* Task to complete:
Each entry should be quoted word for word, including every mark of punctuation.

* The records:

====

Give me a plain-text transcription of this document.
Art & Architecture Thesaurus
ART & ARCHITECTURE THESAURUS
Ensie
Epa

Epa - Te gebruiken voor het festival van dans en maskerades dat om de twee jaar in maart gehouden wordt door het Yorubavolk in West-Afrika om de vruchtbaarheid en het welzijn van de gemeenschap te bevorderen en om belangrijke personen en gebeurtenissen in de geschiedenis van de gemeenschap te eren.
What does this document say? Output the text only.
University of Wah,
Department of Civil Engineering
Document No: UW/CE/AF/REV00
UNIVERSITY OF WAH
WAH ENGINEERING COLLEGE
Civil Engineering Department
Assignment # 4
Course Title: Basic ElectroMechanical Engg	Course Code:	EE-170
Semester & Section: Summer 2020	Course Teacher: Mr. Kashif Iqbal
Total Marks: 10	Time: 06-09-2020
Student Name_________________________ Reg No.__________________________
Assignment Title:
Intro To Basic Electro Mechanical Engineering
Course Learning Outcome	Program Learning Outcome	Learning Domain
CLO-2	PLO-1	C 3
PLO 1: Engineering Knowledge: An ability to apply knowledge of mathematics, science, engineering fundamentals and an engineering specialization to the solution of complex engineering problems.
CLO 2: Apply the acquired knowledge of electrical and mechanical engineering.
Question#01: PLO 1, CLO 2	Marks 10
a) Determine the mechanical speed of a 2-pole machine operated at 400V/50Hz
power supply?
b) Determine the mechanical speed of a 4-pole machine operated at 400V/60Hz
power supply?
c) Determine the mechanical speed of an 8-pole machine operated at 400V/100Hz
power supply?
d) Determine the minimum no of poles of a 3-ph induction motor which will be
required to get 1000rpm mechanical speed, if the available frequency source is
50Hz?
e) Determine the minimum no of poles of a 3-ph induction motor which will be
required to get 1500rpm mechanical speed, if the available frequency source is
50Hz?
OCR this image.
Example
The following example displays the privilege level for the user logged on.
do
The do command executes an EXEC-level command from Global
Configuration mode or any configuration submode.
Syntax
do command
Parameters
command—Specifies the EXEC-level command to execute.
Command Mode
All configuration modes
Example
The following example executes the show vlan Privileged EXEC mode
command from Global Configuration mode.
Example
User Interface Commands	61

====

* Solved exercise:
Give me a plain-text transcription of this document.
Art & Architecture Thesaurus
ART & ARCHITECTURE THESAURUS
Ensie
Epa

Epa - Te gebruiken voor het festival van dans en maskerades dat om de twee jaar in maart gehouden wordt door het Yorubavolk in West-Afrika om de vruchtbaarheid en het welzijn van de gemeenschap te bevorderen en om belangrijke personen en gebeurtenissen in de geschiedenis van de gemeenschap te eren.
What does this document say? Output the text only.
University of Wah,
Department of Civil Engineering
Document No: UW/CE/AF/REV00
UNIVERSITY OF WAH
WAH ENGINEERING COLLEGE
Civil Engineering Department
Assignment # 4
Course Title: Basic ElectroMechanical Engg	Course Code:	EE-170
Semester & Section: Summer 2020	Course Teacher: Mr. Kashif Iqbal
Total Marks: 10	Time: 06-09-2020
Student Name_________________________ Reg No.__________________________
Assignment Title:
Intro To Basic Electro Mechanical Engineering
Course Learning Outcome	Program Learning Outcome	Learning Domain
CLO-2	PLO-1	C 3
PLO 1: Engineering Knowledge: An ability to apply knowledge of mathematics, science, engineering fundamentals and an engineering specialization to the solution of complex engineering problems.
CLO 2: Apply the acquired knowledge of electrical and mechanical engineering.
Question#01: PLO 1, CLO 2	Marks 10
a) Determine the mechanical speed of a 2-pole machine operated at 400V/50Hz
power supply?
b) Determine the mechanical speed of a 4-pole machine operated at 400V/60Hz
power supply?
c) Determine the mechanical speed of an 8-pole machine operated at 400V/100Hz
power supply?
d) Determine the minimum no of poles of a 3-ph induction motor which will be
required to get 1000rpm mechanical speed, if the available frequency source is
50Hz?
e) Determine the minimum no of poles of a 3-ph induction motor which will be
required to get 1500rpm mechanical speed, if the available frequency source is
50Hz?
OCR this image.
Example
The following example displays the privilege level for the user logged on.
do
The do command executes an EXEC-level command from Global
Configuration mode or any configuration submode.
Syntax
do command
Parameters
command—Specifies the EXEC-level command to execute.
Command Mode
All configuration modes
Example
The following example executes the show vlan Privileged EXEC mode
command from Global Configuration mode.
Example
User Interface Commands	61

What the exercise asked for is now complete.